Go through the listing below and list every line with "girl".

|---|

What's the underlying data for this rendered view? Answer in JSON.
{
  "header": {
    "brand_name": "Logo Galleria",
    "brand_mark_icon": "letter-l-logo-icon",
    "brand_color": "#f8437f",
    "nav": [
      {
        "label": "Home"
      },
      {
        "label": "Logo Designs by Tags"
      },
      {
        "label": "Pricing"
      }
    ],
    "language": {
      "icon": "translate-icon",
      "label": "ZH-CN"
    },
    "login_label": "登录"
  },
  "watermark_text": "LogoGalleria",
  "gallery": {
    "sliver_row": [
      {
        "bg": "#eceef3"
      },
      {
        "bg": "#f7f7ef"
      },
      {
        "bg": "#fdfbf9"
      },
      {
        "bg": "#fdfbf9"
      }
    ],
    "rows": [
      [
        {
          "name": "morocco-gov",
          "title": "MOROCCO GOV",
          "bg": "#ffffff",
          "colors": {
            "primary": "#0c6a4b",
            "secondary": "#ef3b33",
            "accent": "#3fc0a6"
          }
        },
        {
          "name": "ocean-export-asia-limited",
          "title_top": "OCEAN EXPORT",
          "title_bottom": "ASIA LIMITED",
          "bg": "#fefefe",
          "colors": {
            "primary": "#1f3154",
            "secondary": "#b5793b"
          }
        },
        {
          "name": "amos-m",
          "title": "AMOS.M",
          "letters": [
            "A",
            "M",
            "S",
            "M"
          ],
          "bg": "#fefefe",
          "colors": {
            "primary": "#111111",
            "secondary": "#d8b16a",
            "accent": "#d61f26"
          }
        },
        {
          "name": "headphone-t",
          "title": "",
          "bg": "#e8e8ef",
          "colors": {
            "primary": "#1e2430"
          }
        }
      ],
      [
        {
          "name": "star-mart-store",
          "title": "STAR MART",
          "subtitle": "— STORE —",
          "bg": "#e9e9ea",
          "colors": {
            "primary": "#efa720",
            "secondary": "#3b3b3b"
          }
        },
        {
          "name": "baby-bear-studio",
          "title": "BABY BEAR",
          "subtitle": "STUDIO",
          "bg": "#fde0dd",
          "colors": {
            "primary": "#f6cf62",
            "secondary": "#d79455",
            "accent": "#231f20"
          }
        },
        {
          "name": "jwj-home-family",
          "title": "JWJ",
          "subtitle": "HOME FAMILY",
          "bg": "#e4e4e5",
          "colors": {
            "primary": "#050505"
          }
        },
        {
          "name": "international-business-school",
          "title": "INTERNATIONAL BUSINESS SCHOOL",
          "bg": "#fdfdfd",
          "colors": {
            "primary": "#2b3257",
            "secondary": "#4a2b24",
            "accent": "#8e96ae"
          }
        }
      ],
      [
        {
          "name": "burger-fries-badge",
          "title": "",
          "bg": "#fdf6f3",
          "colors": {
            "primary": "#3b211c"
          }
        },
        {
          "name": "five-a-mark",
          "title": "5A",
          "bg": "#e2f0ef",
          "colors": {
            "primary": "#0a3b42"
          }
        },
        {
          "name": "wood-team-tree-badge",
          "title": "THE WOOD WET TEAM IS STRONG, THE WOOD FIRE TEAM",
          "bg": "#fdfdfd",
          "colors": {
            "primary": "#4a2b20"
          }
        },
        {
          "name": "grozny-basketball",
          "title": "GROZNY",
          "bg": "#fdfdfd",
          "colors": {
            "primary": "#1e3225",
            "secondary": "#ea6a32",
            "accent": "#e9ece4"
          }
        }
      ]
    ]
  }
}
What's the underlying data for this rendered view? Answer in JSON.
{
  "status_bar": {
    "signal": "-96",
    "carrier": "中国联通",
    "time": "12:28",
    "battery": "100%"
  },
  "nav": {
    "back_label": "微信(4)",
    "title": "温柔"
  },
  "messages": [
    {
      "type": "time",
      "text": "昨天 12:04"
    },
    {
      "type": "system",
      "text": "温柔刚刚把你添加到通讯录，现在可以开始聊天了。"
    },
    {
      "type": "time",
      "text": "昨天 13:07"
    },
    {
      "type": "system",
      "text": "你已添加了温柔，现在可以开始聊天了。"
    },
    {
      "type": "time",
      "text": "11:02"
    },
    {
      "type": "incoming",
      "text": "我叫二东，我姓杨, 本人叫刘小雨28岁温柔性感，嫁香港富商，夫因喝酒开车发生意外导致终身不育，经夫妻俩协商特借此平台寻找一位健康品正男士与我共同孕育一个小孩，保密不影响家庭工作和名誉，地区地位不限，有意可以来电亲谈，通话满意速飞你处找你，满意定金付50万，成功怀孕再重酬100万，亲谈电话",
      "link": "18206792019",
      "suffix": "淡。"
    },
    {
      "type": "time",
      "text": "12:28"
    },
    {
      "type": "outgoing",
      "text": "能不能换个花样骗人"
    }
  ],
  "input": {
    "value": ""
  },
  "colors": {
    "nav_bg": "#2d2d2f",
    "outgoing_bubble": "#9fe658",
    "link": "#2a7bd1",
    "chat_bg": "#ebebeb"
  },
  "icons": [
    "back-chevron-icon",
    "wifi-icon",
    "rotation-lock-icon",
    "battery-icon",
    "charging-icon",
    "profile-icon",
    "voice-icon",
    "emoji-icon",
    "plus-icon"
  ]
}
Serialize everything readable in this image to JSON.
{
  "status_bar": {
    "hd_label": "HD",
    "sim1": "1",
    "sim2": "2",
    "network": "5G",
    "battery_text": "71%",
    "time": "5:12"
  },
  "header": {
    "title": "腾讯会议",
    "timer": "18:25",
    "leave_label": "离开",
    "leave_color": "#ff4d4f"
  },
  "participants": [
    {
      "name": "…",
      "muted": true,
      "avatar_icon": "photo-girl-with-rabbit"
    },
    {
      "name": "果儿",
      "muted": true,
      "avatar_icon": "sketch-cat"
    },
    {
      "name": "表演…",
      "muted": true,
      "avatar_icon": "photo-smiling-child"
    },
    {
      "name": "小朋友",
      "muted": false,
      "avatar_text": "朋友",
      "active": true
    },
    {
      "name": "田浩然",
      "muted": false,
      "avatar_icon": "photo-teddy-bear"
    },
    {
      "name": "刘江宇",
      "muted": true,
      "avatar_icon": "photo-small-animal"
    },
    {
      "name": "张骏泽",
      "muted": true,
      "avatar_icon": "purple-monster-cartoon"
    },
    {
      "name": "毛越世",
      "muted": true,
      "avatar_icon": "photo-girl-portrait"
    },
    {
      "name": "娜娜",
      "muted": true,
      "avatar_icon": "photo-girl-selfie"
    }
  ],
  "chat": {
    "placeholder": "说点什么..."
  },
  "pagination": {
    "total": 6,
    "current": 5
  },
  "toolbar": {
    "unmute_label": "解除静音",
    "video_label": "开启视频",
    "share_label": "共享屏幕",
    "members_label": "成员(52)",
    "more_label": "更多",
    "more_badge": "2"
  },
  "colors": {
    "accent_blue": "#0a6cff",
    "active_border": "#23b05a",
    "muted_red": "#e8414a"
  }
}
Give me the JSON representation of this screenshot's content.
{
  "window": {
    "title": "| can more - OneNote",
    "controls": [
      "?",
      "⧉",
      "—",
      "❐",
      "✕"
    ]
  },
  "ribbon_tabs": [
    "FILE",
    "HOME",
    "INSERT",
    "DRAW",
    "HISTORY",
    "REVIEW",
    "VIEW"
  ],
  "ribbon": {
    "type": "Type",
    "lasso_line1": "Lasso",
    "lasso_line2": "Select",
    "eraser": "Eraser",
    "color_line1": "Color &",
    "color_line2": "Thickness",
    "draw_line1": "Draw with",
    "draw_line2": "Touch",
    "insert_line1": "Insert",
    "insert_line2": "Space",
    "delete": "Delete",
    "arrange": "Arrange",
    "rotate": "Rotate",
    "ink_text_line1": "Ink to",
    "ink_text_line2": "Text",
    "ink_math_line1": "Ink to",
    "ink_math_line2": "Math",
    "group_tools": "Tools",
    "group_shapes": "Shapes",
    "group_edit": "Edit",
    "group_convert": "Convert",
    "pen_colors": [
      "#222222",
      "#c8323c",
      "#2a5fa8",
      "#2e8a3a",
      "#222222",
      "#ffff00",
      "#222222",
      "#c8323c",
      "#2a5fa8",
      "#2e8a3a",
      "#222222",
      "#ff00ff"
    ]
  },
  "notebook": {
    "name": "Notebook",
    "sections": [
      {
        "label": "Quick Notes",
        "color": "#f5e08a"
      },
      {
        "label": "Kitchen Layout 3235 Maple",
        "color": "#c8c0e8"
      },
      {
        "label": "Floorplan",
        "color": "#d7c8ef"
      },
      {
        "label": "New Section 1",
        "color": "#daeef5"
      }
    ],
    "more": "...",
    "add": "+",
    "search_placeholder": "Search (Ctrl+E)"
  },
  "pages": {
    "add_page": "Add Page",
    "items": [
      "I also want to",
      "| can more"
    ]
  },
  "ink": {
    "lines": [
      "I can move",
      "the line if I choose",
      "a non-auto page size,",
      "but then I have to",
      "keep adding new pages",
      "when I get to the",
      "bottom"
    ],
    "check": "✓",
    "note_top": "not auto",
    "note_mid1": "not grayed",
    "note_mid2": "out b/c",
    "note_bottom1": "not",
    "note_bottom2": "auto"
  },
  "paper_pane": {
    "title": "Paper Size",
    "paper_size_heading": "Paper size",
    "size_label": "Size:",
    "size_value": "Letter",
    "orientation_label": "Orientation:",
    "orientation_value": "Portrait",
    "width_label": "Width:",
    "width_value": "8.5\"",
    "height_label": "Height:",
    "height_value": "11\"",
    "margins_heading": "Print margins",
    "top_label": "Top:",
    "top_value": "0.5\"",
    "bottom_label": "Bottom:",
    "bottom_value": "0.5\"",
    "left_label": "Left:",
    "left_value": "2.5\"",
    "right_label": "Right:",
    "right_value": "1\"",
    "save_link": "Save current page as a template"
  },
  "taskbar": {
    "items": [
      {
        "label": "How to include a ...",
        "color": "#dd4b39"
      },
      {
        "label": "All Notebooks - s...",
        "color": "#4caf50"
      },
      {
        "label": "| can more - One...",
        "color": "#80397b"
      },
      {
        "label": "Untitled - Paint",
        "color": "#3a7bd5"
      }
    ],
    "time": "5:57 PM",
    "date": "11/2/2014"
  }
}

|---|

▶ PROBLEM SOLUTION
      "avatar_icon": "photo-girl-with-rabbit"
      "avatar_icon": "photo-girl-portrait"
      "avatar_icon": "photo-girl-selfie"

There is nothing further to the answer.